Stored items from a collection
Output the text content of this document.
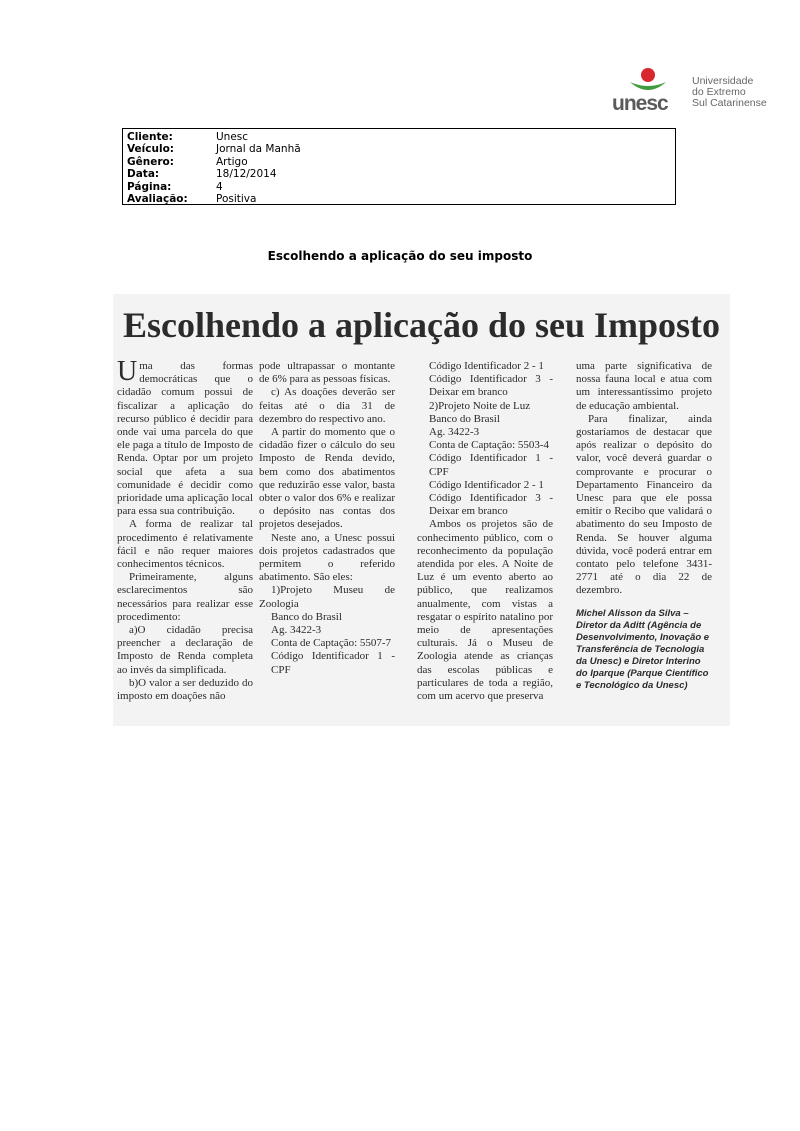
unesc
Universidade
do Extremo
Sul Catarinense
Cliente:	Unesc
Veículo:	Jornal da Manhã
Gênero:	Artigo
Data:	18/12/2014
Página:	4
Avaliação:	Positiva
Escolhendo a aplicação do seu imposto
Escolhendo a aplicação do seu Imposto

Uma das formas democráticas que o cidadão comum possui de fiscalizar a aplicação do recurso público é decidir para onde vai uma parcela do que ele paga a título de Imposto de Renda. Optar por um projeto social que afeta a sua comunidade é decidir como prioridade uma aplicação local para essa sua contribuição.

A forma de realizar tal procedimento é relativamente fácil e não requer maiores conhecimentos técnicos.

Primeiramente, alguns esclarecimentos são necessários para realizar esse procedimento:

a)O cidadão precisa preencher a declaração de Imposto de Renda completa ao invés da simplificada.

b)O valor a ser deduzido do imposto em doações não

pode ultrapassar o montante de 6% para as pessoas físicas.

c) As doações deverão ser feitas até o dia 31 de dezembro do respectivo ano.

A partir do momento que o cidadão fizer o cálculo do seu Imposto de Renda devido, bem como dos abatimentos que reduzirão esse valor, basta obter o valor dos 6% e realizar o depósito nas contas dos projetos desejados.

Neste ano, a Unesc possui dois projetos cadastrados que permitem o referido abatimento. São eles:

1)Projeto Museu de Zoologia

Banco do Brasil

Ag. 3422-3

Conta de Captação: 5507-7

Código Identificador 1 - CPF

Código Identificador 2 - 1

Código Identificador 3 - Deixar em branco

2)Projeto Noite de Luz

Banco do Brasil

Ag. 3422-3

Conta de Captação: 5503-4

Código Identificador 1 - CPF

Código Identificador 2 - 1

Código Identificador 3 - Deixar em branco

Ambos os projetos são de conhecimento público, com o reconhecimento da população atendida por eles. A Noite de Luz é um evento aberto ao público, que realizamos anualmente, com vistas a resgatar o espírito natalino por meio de apresentações culturais. Já o Museu de Zoologia atende as crianças das escolas públicas e particulares de toda a região, com um acervo que preserva

uma parte significativa de nossa fauna local e atua com um interessantíssimo projeto de educação ambiental.

Para finalizar, ainda gostaríamos de destacar que após realizar o depósito do valor, você deverá guardar o comprovante e procurar o Departamento Financeiro da Unesc para que ele possa emitir o Recibo que validará o abatimento do seu Imposto de Renda. Se houver alguma dúvida, você poderá entrar em contato pelo telefone 3431-2771 até o dia 22 de dezembro.

Michel Alisson da Silva – Diretor da Aditt (Agência de Desenvolvimento, Inovação e Transferência de Tecnologia da Unesc) e Diretor Interino do Iparque (Parque Científico e Tecnológico da Unesc)
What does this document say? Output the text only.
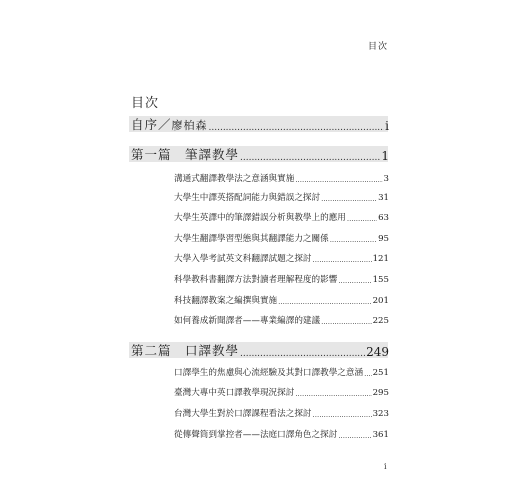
目次
目次
自序／廖柏森 .....	i
第一篇　筆譯教學 .....	1
溝通式翻譯教學法之意涵與實施 .....	3
大學生中譯英搭配詞能力與錯誤之探討 .....	31
大學生英譯中的筆譯錯誤分析與教學上的應用 .....	63
大學生翻譯學習型態與其翻譯能力之關係 .....	95
大學入學考試英文科翻譯試題之探討 .....	121
科學教科書翻譯方法對讀者理解程度的影響 .....	155
科技翻譯教案之編撰與實施 .....	201
如何養成新聞譯者——專業編譯的建議 .....	225
第二篇　口譯教學 .....	249
口譯學生的焦慮與心流經驗及其對口譯教學之意涵 ..... 251
臺灣大專中英口譯教學現況探討 .....	295
台灣大學生對於口譯課程看法之探討 .....	323
從傳聲筒到掌控者——法庭口譯角色之探討 .....	361
i
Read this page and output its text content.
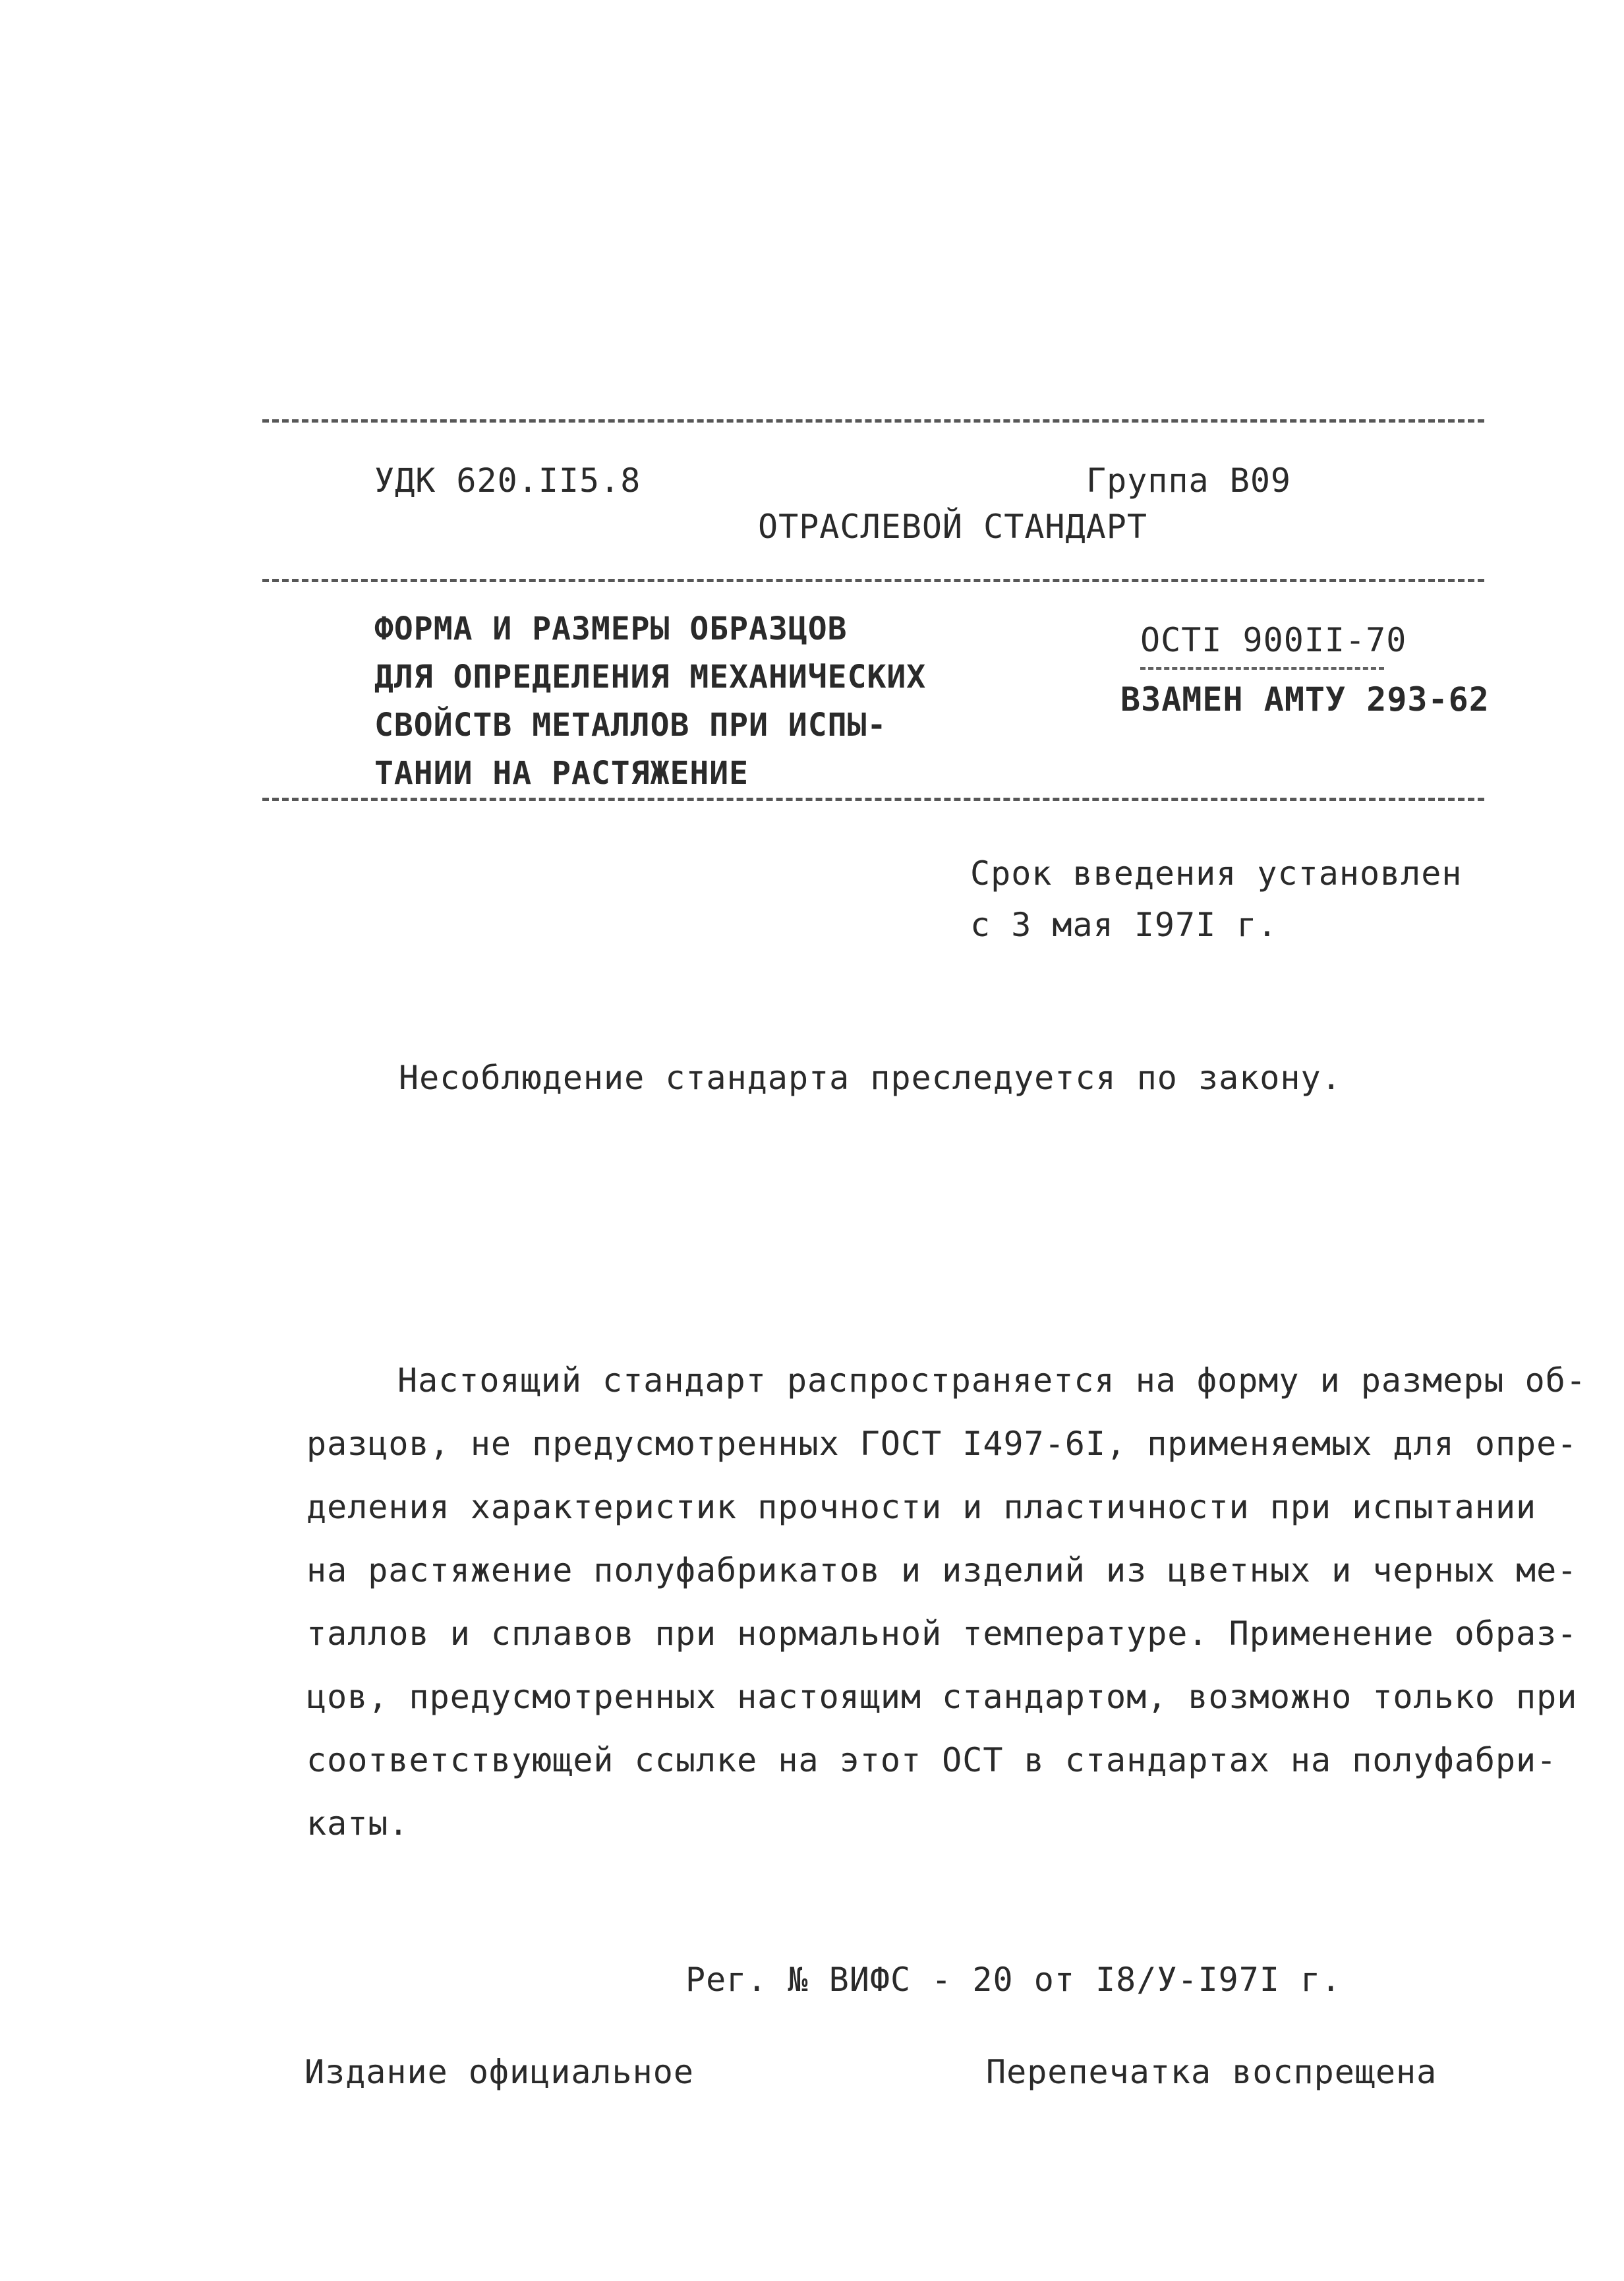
УДК 620.II5.8	Группа В09
ОТРАСЛЕВОЙ СТАНДАРТ
ФОРМА И РАЗМЕРЫ ОБРАЗЦОВ
ДЛЯ ОПРЕДЕЛЕНИЯ МЕХАНИЧЕСКИХ
СВОЙСТВ МЕТАЛЛОВ ПРИ ИСПЫ-
ТАНИИ НА РАСТЯЖЕНИЕ
ОСТI 900II-70
ВЗАМЕН АМТУ 293-62
Срок введения установлен
с 3 мая I97I г.
Несоблюдение стандарта преследуется по закону.
Настоящий стандарт распространяется на форму и размеры об-
разцов, не предусмотренных ГОСТ I497-6I, применяемых для опре-
деления характеристик прочности и пластичности при испытании
на растяжение полуфабрикатов и изделий из цветных и черных ме-
таллов и сплавов при нормальной температуре. Применение образ-
цов, предусмотренных настоящим стандартом, возможно только при
соответствующей ссылке на этот ОСТ в стандартах на полуфабри-
каты.
Рег. № ВИФС - 20 от I8/У-I97I г.
Издание официальное	Перепечатка воспрещена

* EXERCISE OBJECTIVE *
Copy all of the entries verbatim, leaving out any pictures they contain.

* WRITTEN ANSWER *
Output the text content of this document.
unesc
Universidade
do Extremo
Sul Catarinense
Cliente:	Unesc
Veículo:	Jornal da Manhã
Gênero:	Artigo
Data:	18/12/2014
Página:	4
Avaliação:	Positiva
Escolhendo a aplicação do seu imposto
Escolhendo a aplicação do seu Imposto

Uma das formas democráticas que o cidadão comum possui de fiscalizar a aplicação do recurso público é decidir para onde vai uma parcela do que ele paga a título de Imposto de Renda. Optar por um projeto social que afeta a sua comunidade é decidir como prioridade uma aplicação local para essa sua contribuição.

A forma de realizar tal procedimento é relativamente fácil e não requer maiores conhecimentos técnicos.

Primeiramente, alguns esclarecimentos são necessários para realizar esse procedimento:

a)O cidadão precisa preencher a declaração de Imposto de Renda completa ao invés da simplificada.

b)O valor a ser deduzido do imposto em doações não

pode ultrapassar o montante de 6% para as pessoas físicas.

c) As doações deverão ser feitas até o dia 31 de dezembro do respectivo ano.

A partir do momento que o cidadão fizer o cálculo do seu Imposto de Renda devido, bem como dos abatimentos que reduzirão esse valor, basta obter o valor dos 6% e realizar o depósito nas contas dos projetos desejados.

Neste ano, a Unesc possui dois projetos cadastrados que permitem o referido abatimento. São eles:

1)Projeto Museu de Zoologia

Banco do Brasil

Ag. 3422-3

Conta de Captação: 5507-7

Código Identificador 1 - CPF

Código Identificador 2 - 1

Código Identificador 3 - Deixar em branco

2)Projeto Noite de Luz

Banco do Brasil

Ag. 3422-3

Conta de Captação: 5503-4

Código Identificador 1 - CPF

Código Identificador 2 - 1

Código Identificador 3 - Deixar em branco

Ambos os projetos são de conhecimento público, com o reconhecimento da população atendida por eles. A Noite de Luz é um evento aberto ao público, que realizamos anualmente, com vistas a resgatar o espírito natalino por meio de apresentações culturais. Já o Museu de Zoologia atende as crianças das escolas públicas e particulares de toda a região, com um acervo que preserva

uma parte significativa de nossa fauna local e atua com um interessantíssimo projeto de educação ambiental.

Para finalizar, ainda gostaríamos de destacar que após realizar o depósito do valor, você deverá guardar o comprovante e procurar o Departamento Financeiro da Unesc para que ele possa emitir o Recibo que validará o abatimento do seu Imposto de Renda. Se houver alguma dúvida, você poderá entrar em contato pelo telefone 3431-2771 até o dia 22 de dezembro.

Michel Alisson da Silva – Diretor da Aditt (Agência de Desenvolvimento, Inovação e Transferência de Tecnologia da Unesc) e Diretor Interino do Iparque (Parque Científico e Tecnológico da Unesc)
What does this document say? Output the text only.
目次
目次
自序／廖柏森 .....	i
第一篇　筆譯教學 .....	1
溝通式翻譯教學法之意涵與實施 .....	3
大學生中譯英搭配詞能力與錯誤之探討 .....	31
大學生英譯中的筆譯錯誤分析與教學上的應用 .....	63
大學生翻譯學習型態與其翻譯能力之關係 .....	95
大學入學考試英文科翻譯試題之探討 .....	121
科學教科書翻譯方法對讀者理解程度的影響 .....	155
科技翻譯教案之編撰與實施 .....	201
如何養成新聞譯者——專業編譯的建議 .....	225
第二篇　口譯教學 .....	249
口譯學生的焦慮與心流經驗及其對口譯教學之意涵 ..... 251
臺灣大專中英口譯教學現況探討 .....	295
台灣大學生對於口譯課程看法之探討 .....	323
從傳聲筒到掌控者——法庭口譯角色之探討 .....	361
i
Read this page and output its text content.
УДК 620.II5.8	Группа В09
ОТРАСЛЕВОЙ СТАНДАРТ
ФОРМА И РАЗМЕРЫ ОБРАЗЦОВ
ДЛЯ ОПРЕДЕЛЕНИЯ МЕХАНИЧЕСКИХ
СВОЙСТВ МЕТАЛЛОВ ПРИ ИСПЫ-
ТАНИИ НА РАСТЯЖЕНИЕ
ОСТI 900II-70
ВЗАМЕН АМТУ 293-62
Срок введения установлен
с 3 мая I97I г.
Несоблюдение стандарта преследуется по закону.
Настоящий стандарт распространяется на форму и размеры об-
разцов, не предусмотренных ГОСТ I497-6I, применяемых для опре-
деления характеристик прочности и пластичности при испытании
на растяжение полуфабрикатов и изделий из цветных и черных ме-
таллов и сплавов при нормальной температуре. Применение образ-
цов, предусмотренных настоящим стандартом, возможно только при
соответствующей ссылке на этот ОСТ в стандартах на полуфабри-
каты.
Рег. № ВИФС - 20 от I8/У-I97I г.
Издание официальное	Перепечатка воспрещена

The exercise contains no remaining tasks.